═══ Extract provided

Re: [tdwg-tag] [tdwg-content] Canonical name parsing

14 Mar 2012

      I do not have an opinion on this issue but wanted to note that the 
TaxonName part of the TDWG Ontology appears to be fully functional.  
Given that the TaxonName and TaxonConcept ontologies are based on TCS, 
there may be existing terms (based on TCS) with stable URIs to represent 
exactly what people want to say.  They wouldn't be Darwin Core terms, 
but they would be defined and have stable URIs nonetheless.  For example,

http://rs.tdwg.org/ontology/voc/TaxonName#nameComplete
which can be abbreviated tn:nameComplete
where tn:=http://rs.tdwg.org/ontology/voc/TaxonName#

is defined as "The complete uninomial, binomial or trinomial name 
without any authority or year components."

Thus one could mark up data as
<tn:nameComplete>Homo sapiens</tn:nameComplete>
and theoretically this would have meaning to the extent to which people 
take the TDWG Ontology seriously.  But that is a different item for 
discussion...

Steve

To view the rdf, see: 
http://code.google.com/p/tdwg-ontology/source/browse/trunk/ontology/voc/Taxo...
and 
http://code.google.com/p/tdwg-ontology/source/browse/trunk/ontology/voc/Taxo...

On 3/14/2012 3:15 PM, Kennedy, Jessie wrote:
...
Peter –you just described what TCS offered….this was all covered in 
the discussion on TCS… (and many more things that have been discussed 
recently)

══════
═══ Source material

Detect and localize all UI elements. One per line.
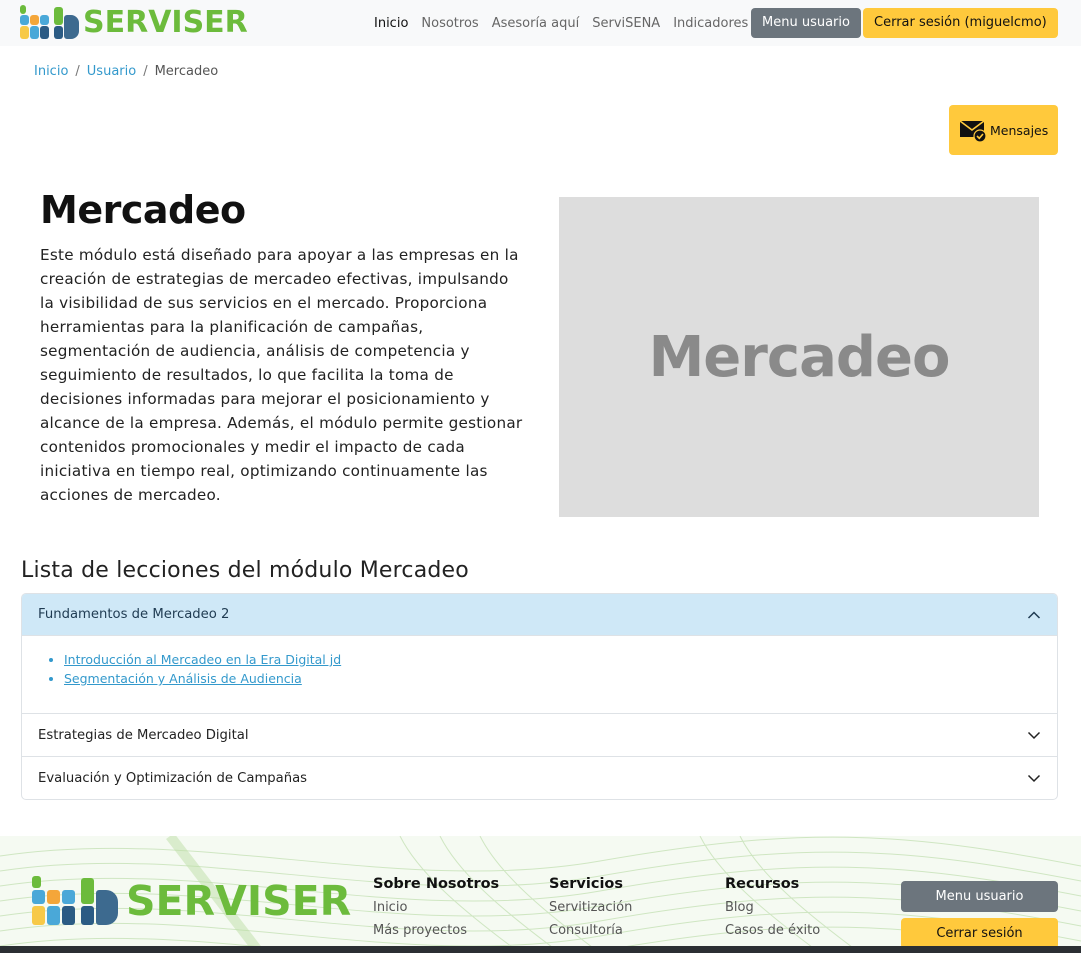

══════

Set problem =>
Render this sentence from the mailing-list post on canonical name parsing in Spanish: "They wouldn't be Darwin Core terms, but they would be defined and have stable URIs nonetheless."

Reply =>
No serían términos de Darwin Core, pero aun así estarían definidos y tendrían URI estables.